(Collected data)
___

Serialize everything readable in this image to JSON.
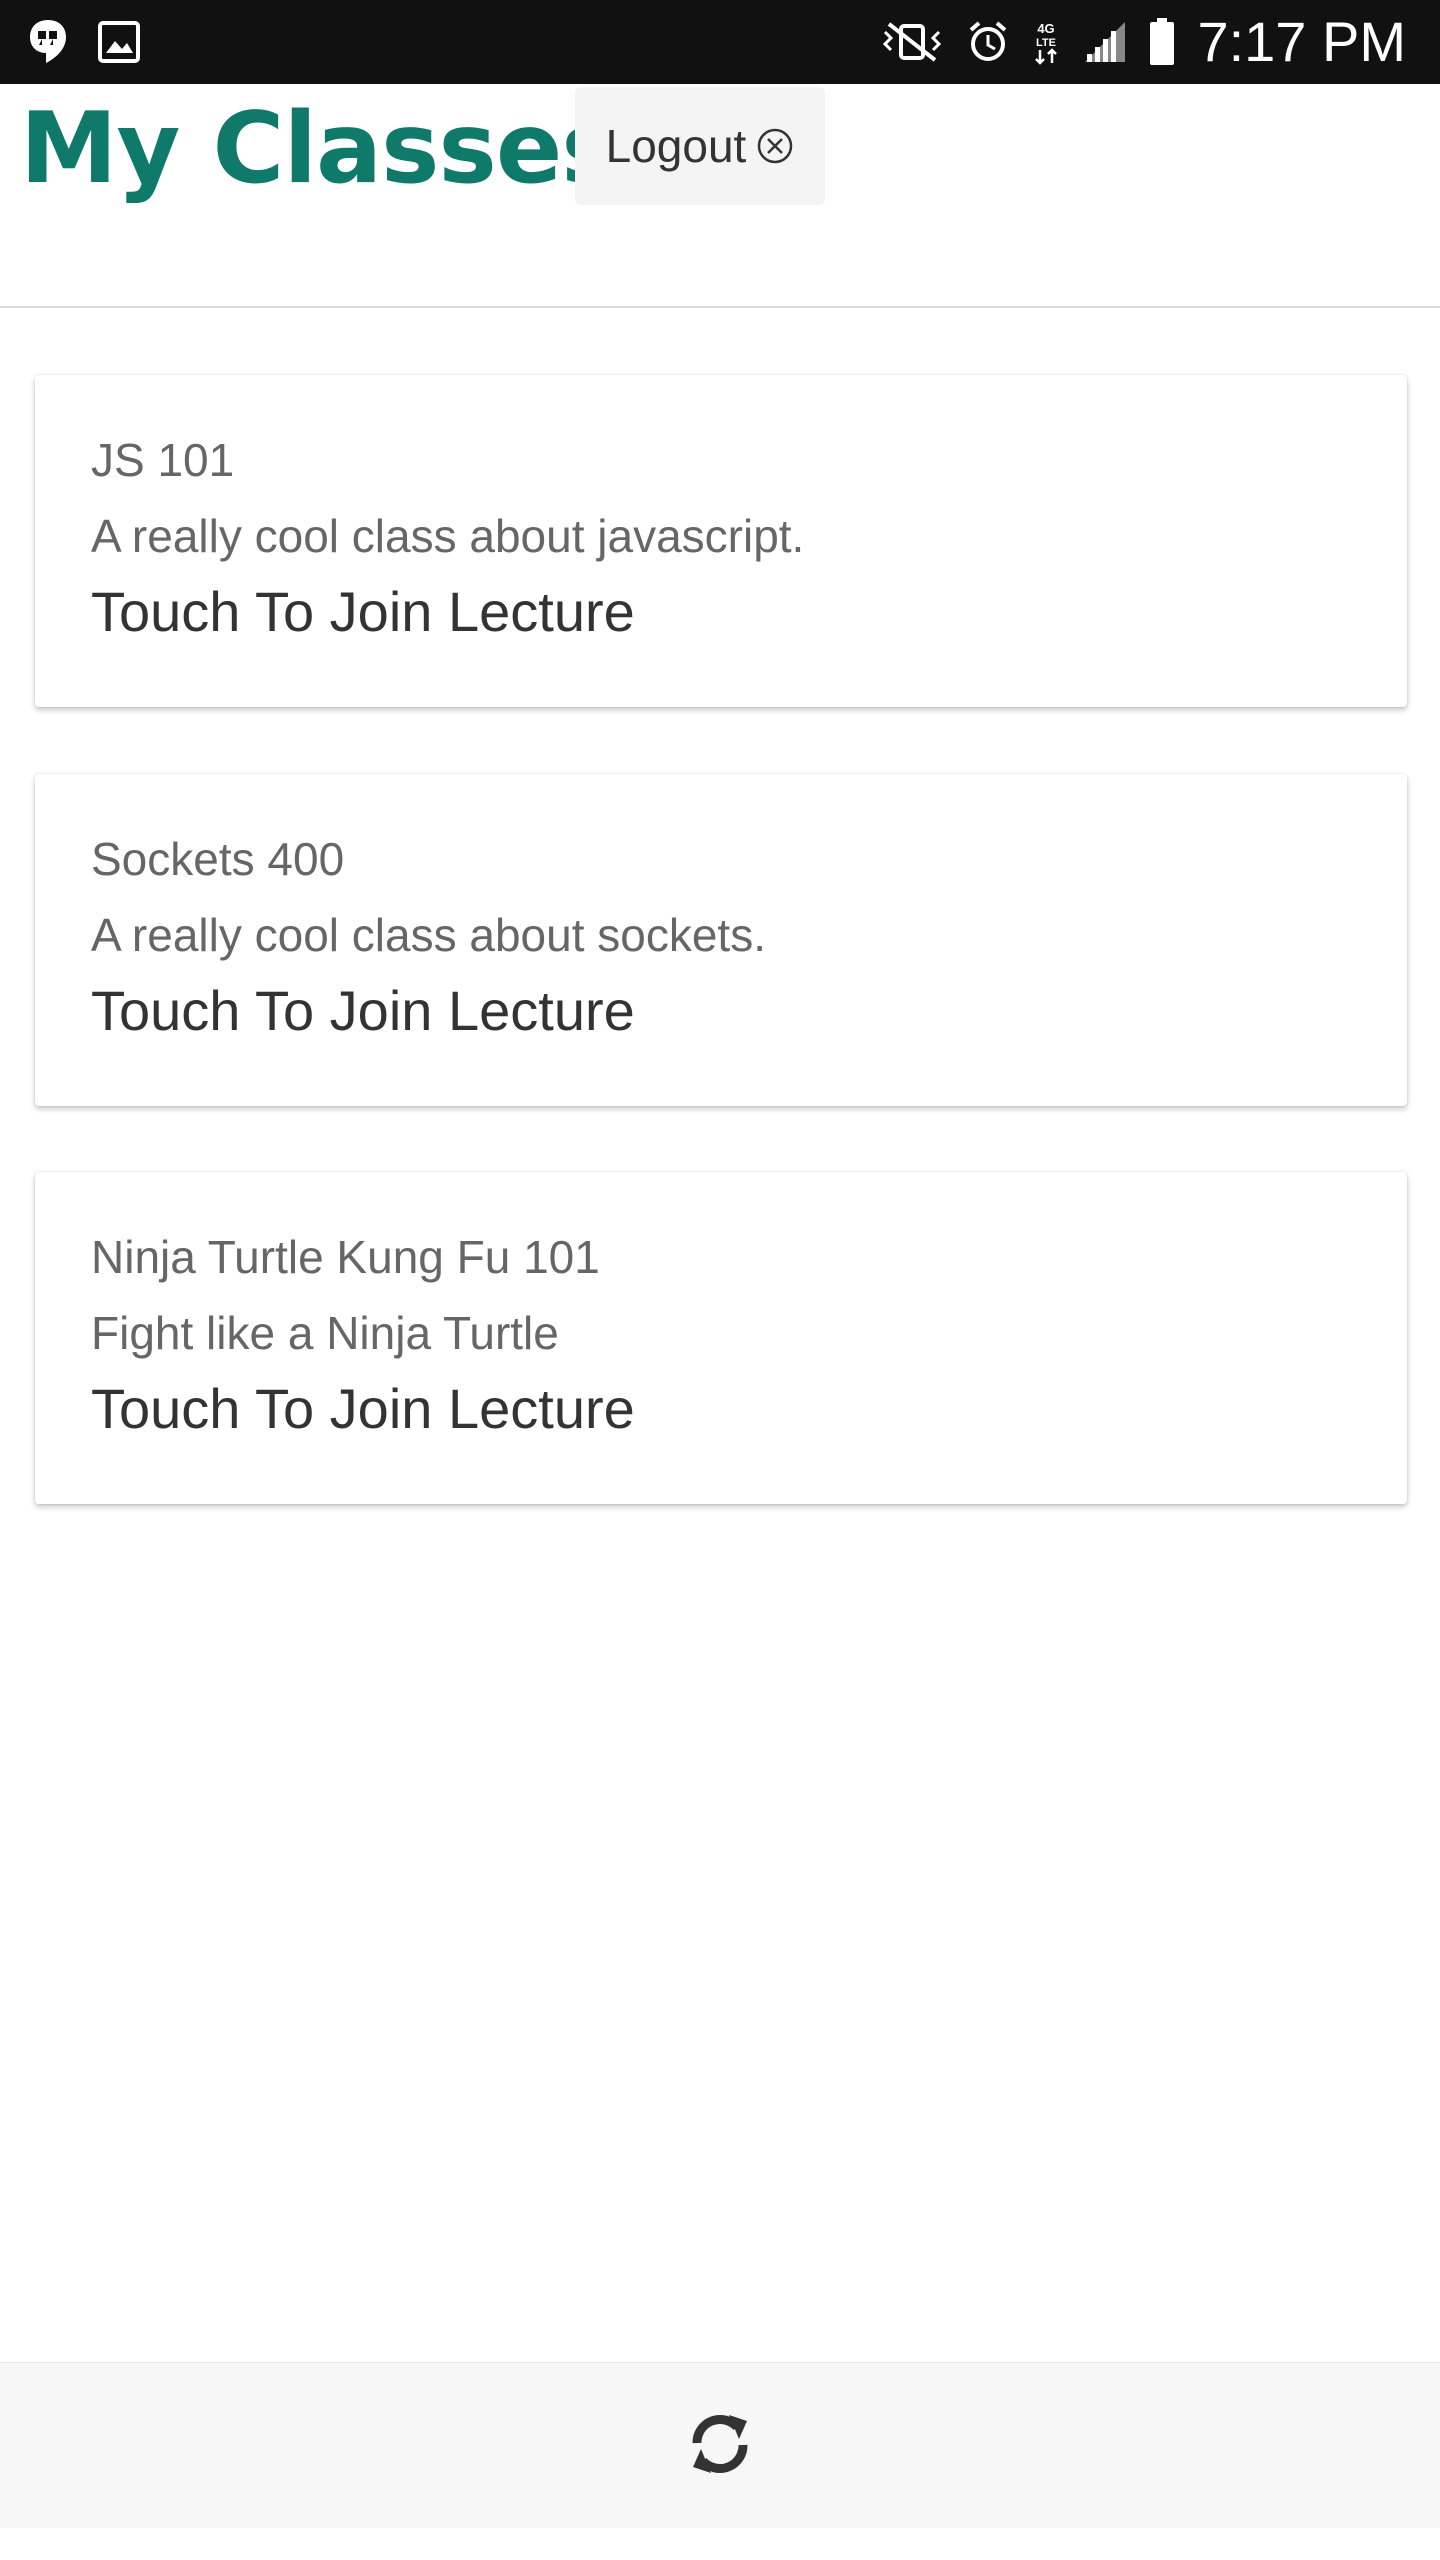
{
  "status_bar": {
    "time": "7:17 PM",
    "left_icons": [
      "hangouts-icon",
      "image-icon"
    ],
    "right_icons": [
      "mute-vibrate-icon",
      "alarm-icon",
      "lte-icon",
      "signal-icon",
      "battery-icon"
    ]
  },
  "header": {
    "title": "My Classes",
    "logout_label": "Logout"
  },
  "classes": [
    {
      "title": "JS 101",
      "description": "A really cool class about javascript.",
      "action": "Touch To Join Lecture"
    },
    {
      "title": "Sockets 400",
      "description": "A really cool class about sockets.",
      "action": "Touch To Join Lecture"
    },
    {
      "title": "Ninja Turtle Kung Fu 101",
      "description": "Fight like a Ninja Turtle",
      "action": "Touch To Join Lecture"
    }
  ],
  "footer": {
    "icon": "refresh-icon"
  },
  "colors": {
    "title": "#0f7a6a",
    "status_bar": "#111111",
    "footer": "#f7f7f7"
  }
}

___

EXERCISE REQUIREMENTS> Write out the data precisely as given, excluding the pictures.

TASK OUTPUT>
Serialize everything readable in this image to JSON.
{
  "status_bar": {
    "time": "7:17 PM",
    "left_icons": [
      "hangouts-icon",
      "image-icon"
    ],
    "right_icons": [
      "mute-vibrate-icon",
      "alarm-icon",
      "lte-icon",
      "signal-icon",
      "battery-icon"
    ]
  },
  "header": {
    "title": "My Classes",
    "logout_label": "Logout"
  },
  "classes": [
    {
      "title": "JS 101",
      "description": "A really cool class about javascript.",
      "action": "Touch To Join Lecture"
    },
    {
      "title": "Sockets 400",
      "description": "A really cool class about sockets.",
      "action": "Touch To Join Lecture"
    },
    {
      "title": "Ninja Turtle Kung Fu 101",
      "description": "Fight like a Ninja Turtle",
      "action": "Touch To Join Lecture"
    }
  ],
  "footer": {
    "icon": "refresh-icon"
  },
  "colors": {
    "title": "#0f7a6a",
    "status_bar": "#111111",
    "footer": "#f7f7f7"
  }
}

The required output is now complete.